• Text passage
** Start **

This is converging to
\begin{equation*} \left[ \begin{array}{rr} 2 \amp \ast \\ 0 \amp -1 \end{array}\right] \end{equation*}
and so is approximating the eigenvalues \(2\) and \(-1\) on the main diagonal.

Subsection 10.5.2 Least-Squares Approximation

Often an exact solution to a problem in applied mathematics is difficult or impossible to obtain. However, it is usually just as useful to find an approximation to a solution. In particular, finding ``linear approximations" is a powerful technique in applied mathematics. One basic case is the situation where a system of linear equations has no solution, and it is desirable to find a ``best approximation" to a solution to the system.
We begin by defining the ``best approximation’’ in a natural way, and showing that computing the best approximation reduces to solving a related system of linear equations called the normal equations. Next, we demonstrate a common application where a collection of data points is approximated by a curve.
We conclude this section by showing that \(QR\)-factorization provides us with a more efficient way to solve the normal equations and compute the best approximation.

Exploration 10.5.1.

** End **

• Exercise brief
Reproduce, word for word, the part of the least-squares passage that opens with the words containing "Subsection 10.5.2 Least-Squares" and closes with "to the system.". Rely on the least-squares passage by itself.

• Extracted records
** Start **

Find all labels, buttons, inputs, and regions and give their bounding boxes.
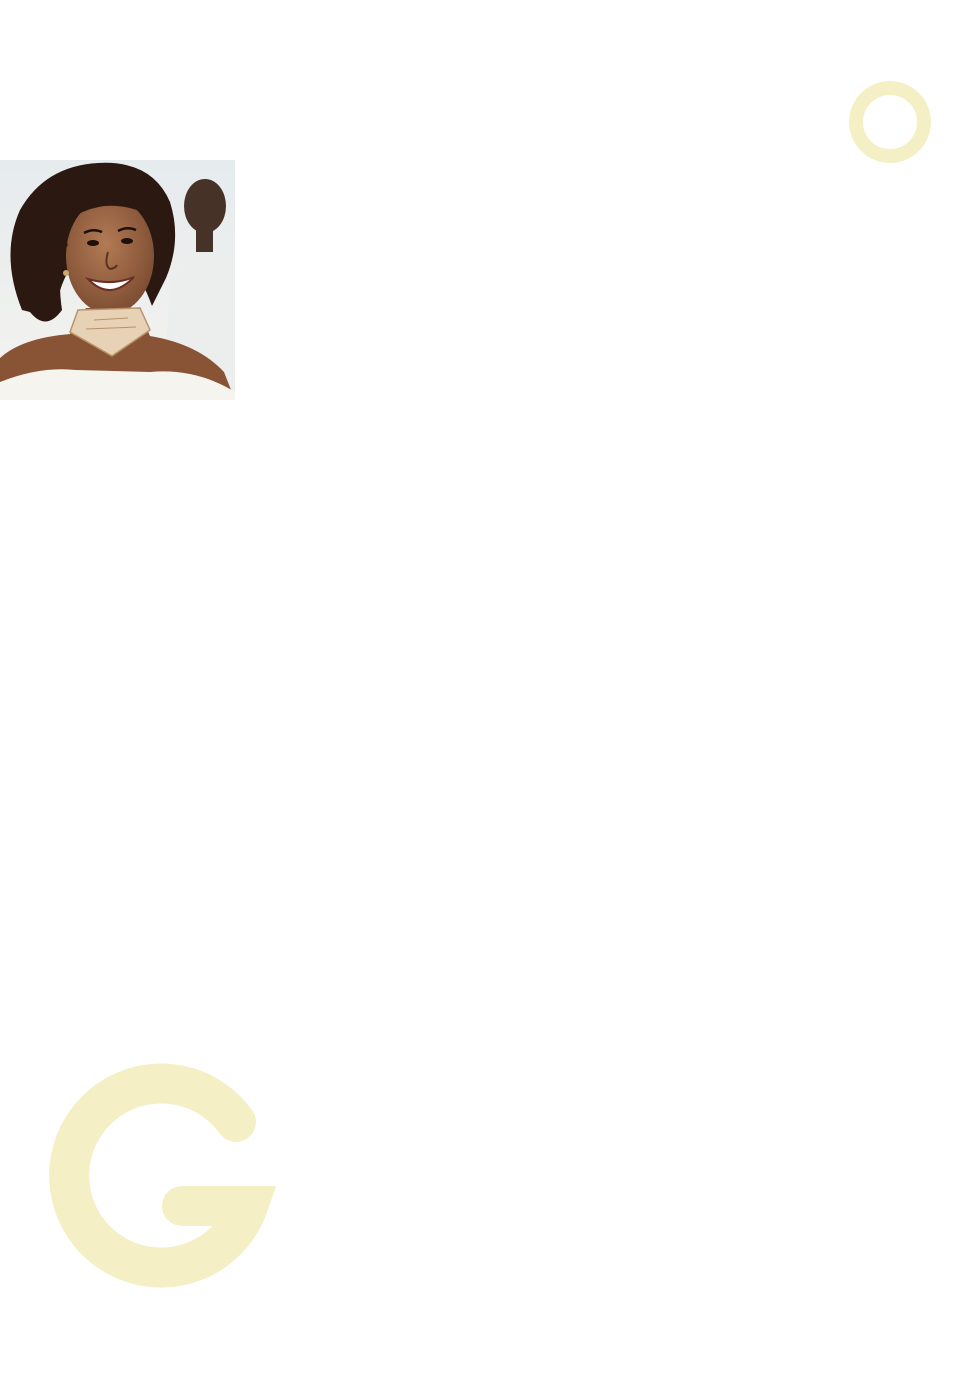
page-title: [90, 19, 888, 57]
woman-face: [66, 198, 154, 314]
earring: [63, 270, 69, 276]
couple-illustration: [262, 890, 872, 1370]
woman-eye: [87, 240, 99, 246]
article-column-right: [582, 90, 872, 145]
couple-photo: [262, 890, 872, 1370]
section-heading: [582, 118, 872, 145]
portrait-illustration: [0, 160, 235, 400]
woman-eye: [121, 238, 133, 244]
portrait-photo: [0, 160, 235, 400]
watermark-letter-shape: [69, 1084, 248, 1268]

** End **

• Complete response
Subsection 10.5.2 Least-Squares Approximation

Often an exact solution to a problem in applied mathematics is difficult or impossible to obtain. However, it is usually just as useful to find an approximation to a solution. In particular, finding ``linear approximations" is a powerful technique in applied mathematics. One basic case is the situation where a system of linear equations has no solution, and it is desirable to find a ``best approximation" to a solution to the system.